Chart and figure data

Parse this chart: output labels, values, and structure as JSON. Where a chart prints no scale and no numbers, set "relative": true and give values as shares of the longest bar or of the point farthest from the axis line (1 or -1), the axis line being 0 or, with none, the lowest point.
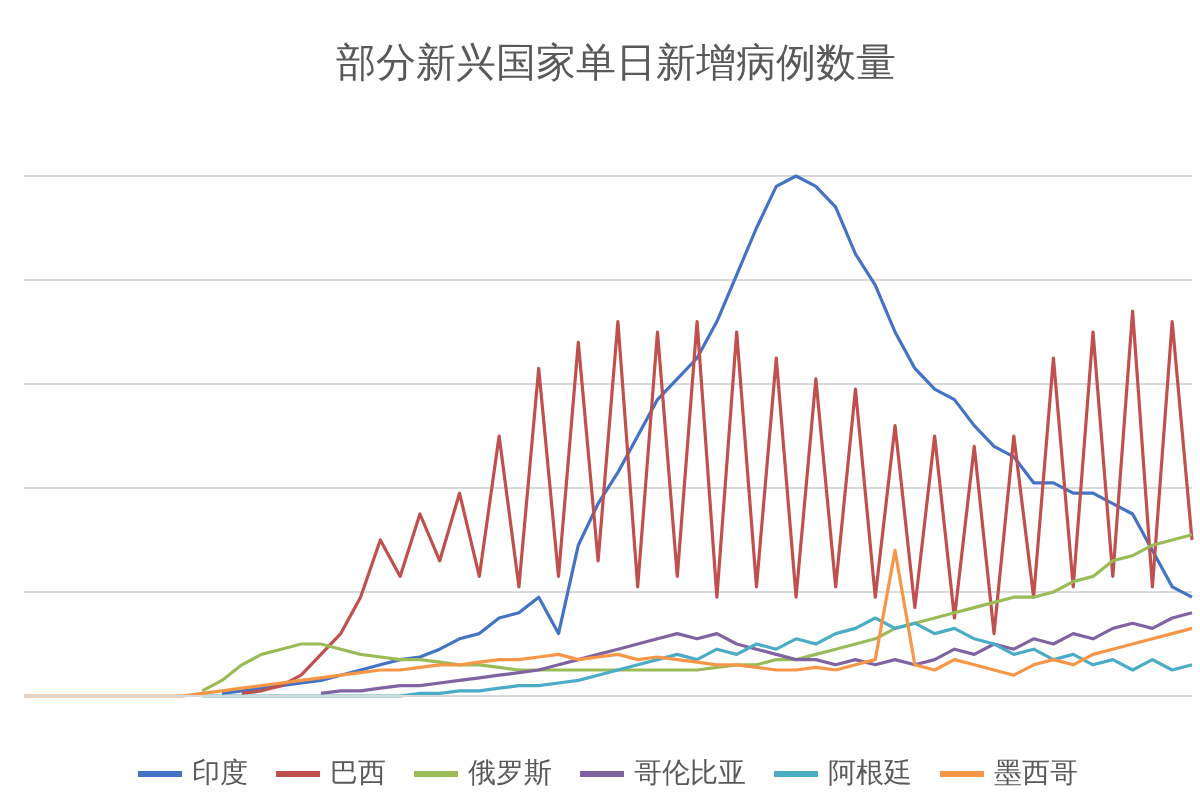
{
  "chart_data": {
    "type": "line",
    "title": "部分新兴国家单日新增病例数量",
    "relative": true,
    "grid": "y",
    "legend": "bottom",
    "marker": "none",
    "categories": [
      null,
      null,
      null,
      null,
      null,
      null,
      null,
      null,
      null,
      null,
      null,
      null,
      null,
      null,
      null,
      null,
      null,
      null,
      null,
      null,
      null,
      null,
      null,
      null,
      null,
      null,
      null,
      null,
      null,
      null,
      null,
      null,
      null,
      null,
      null,
      null,
      null,
      null,
      null,
      null,
      null,
      null,
      null,
      null,
      null,
      null,
      null,
      null,
      null,
      null,
      null,
      null,
      null,
      null,
      null,
      null,
      null,
      null,
      null,
      null
    ],
    "series": [
      {
        "name": "印度",
        "color": "#4472c4",
        "values": [
          null,
          null,
          null,
          null,
          null,
          null,
          null,
          null,
          null,
          null,
          0.005,
          0.01,
          0.015,
          0.02,
          0.025,
          0.03,
          0.04,
          0.05,
          0.06,
          0.07,
          0.075,
          0.09,
          0.11,
          0.12,
          0.15,
          0.16,
          0.19,
          0.12,
          0.29,
          0.37,
          0.43,
          0.5,
          0.57,
          0.61,
          0.65,
          0.72,
          0.81,
          0.9,
          0.98,
          1,
          0.98,
          0.94,
          0.85,
          0.79,
          0.7,
          0.63,
          0.59,
          0.57,
          0.52,
          0.48,
          0.46,
          0.41,
          0.41,
          0.39,
          0.39,
          0.37,
          0.35,
          0.28,
          0.21,
          0.19
        ]
      },
      {
        "name": "巴西",
        "color": "#c0504d",
        "values": [
          null,
          null,
          null,
          null,
          null,
          null,
          null,
          null,
          null,
          null,
          null,
          0.005,
          0.01,
          0.02,
          0.04,
          0.08,
          0.12,
          0.19,
          0.3,
          0.23,
          0.35,
          0.26,
          0.39,
          0.23,
          0.5,
          0.21,
          0.63,
          0.23,
          0.68,
          0.26,
          0.72,
          0.21,
          0.7,
          0.23,
          0.72,
          0.19,
          0.7,
          0.21,
          0.65,
          0.19,
          0.61,
          0.21,
          0.59,
          0.19,
          0.52,
          0.17,
          0.5,
          0.15,
          0.48,
          0.12,
          0.5,
          0.19,
          0.65,
          0.21,
          0.7,
          0.23,
          0.74,
          0.21,
          0.72,
          0.3
        ]
      },
      {
        "name": "俄罗斯",
        "color": "#9bbb59",
        "values": [
          null,
          null,
          null,
          null,
          null,
          null,
          null,
          null,
          null,
          0.01,
          0.03,
          0.06,
          0.08,
          0.09,
          0.1,
          0.1,
          0.09,
          0.08,
          0.075,
          0.07,
          0.07,
          0.065,
          0.06,
          0.06,
          0.055,
          0.05,
          0.05,
          0.05,
          0.05,
          0.05,
          0.05,
          0.05,
          0.05,
          0.05,
          0.05,
          0.055,
          0.06,
          0.06,
          0.07,
          0.07,
          0.08,
          0.09,
          0.1,
          0.11,
          0.13,
          0.14,
          0.15,
          0.16,
          0.17,
          0.18,
          0.19,
          0.19,
          0.2,
          0.22,
          0.23,
          0.26,
          0.27,
          0.29,
          0.3,
          0.31
        ]
      },
      {
        "name": "哥伦比亚",
        "color": "#8064a2",
        "values": [
          null,
          null,
          null,
          null,
          null,
          null,
          null,
          null,
          null,
          null,
          null,
          null,
          null,
          null,
          null,
          0.005,
          0.01,
          0.01,
          0.015,
          0.02,
          0.02,
          0.025,
          0.03,
          0.035,
          0.04,
          0.045,
          0.05,
          0.06,
          0.07,
          0.08,
          0.09,
          0.1,
          0.11,
          0.12,
          0.11,
          0.12,
          0.1,
          0.09,
          0.08,
          0.07,
          0.07,
          0.06,
          0.07,
          0.06,
          0.07,
          0.06,
          0.07,
          0.09,
          0.08,
          0.1,
          0.09,
          0.11,
          0.1,
          0.12,
          0.11,
          0.13,
          0.14,
          0.13,
          0.15,
          0.16
        ]
      },
      {
        "name": "阿根廷",
        "color": "#4bacc6",
        "values": [
          null,
          null,
          null,
          null,
          null,
          null,
          null,
          null,
          null,
          0,
          0,
          0,
          0,
          0,
          0,
          0,
          0,
          0,
          0,
          0,
          0.005,
          0.005,
          0.01,
          0.01,
          0.015,
          0.02,
          0.02,
          0.025,
          0.03,
          0.04,
          0.05,
          0.06,
          0.07,
          0.08,
          0.07,
          0.09,
          0.08,
          0.1,
          0.09,
          0.11,
          0.1,
          0.12,
          0.13,
          0.15,
          0.13,
          0.14,
          0.12,
          0.13,
          0.11,
          0.1,
          0.08,
          0.09,
          0.07,
          0.08,
          0.06,
          0.07,
          0.05,
          0.07,
          0.05,
          0.06
        ]
      },
      {
        "name": "墨西哥",
        "color": "#f79646",
        "values": [
          0,
          0,
          0,
          0,
          0,
          0,
          0,
          0,
          0,
          0.005,
          0.01,
          0.015,
          0.02,
          0.025,
          0.03,
          0.035,
          0.04,
          0.045,
          0.05,
          0.05,
          0.055,
          0.06,
          0.06,
          0.065,
          0.07,
          0.07,
          0.075,
          0.08,
          0.07,
          0.075,
          0.08,
          0.07,
          0.075,
          0.07,
          0.065,
          0.06,
          0.06,
          0.055,
          0.05,
          0.05,
          0.055,
          0.05,
          0.06,
          0.07,
          0.28,
          0.06,
          0.05,
          0.07,
          0.06,
          0.05,
          0.04,
          0.06,
          0.07,
          0.06,
          0.08,
          0.09,
          0.1,
          0.11,
          0.12,
          0.13
        ]
      }
    ]
  }
}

--- What the task asks ---
Scan the listing above. Collect all lines with the word "color".

--- Final answer ---
        "color": "#4472c4",
        "color": "#c0504d",
        "color": "#9bbb59",
        "color": "#8064a2",
        "color": "#4bacc6",
        "color": "#f79646",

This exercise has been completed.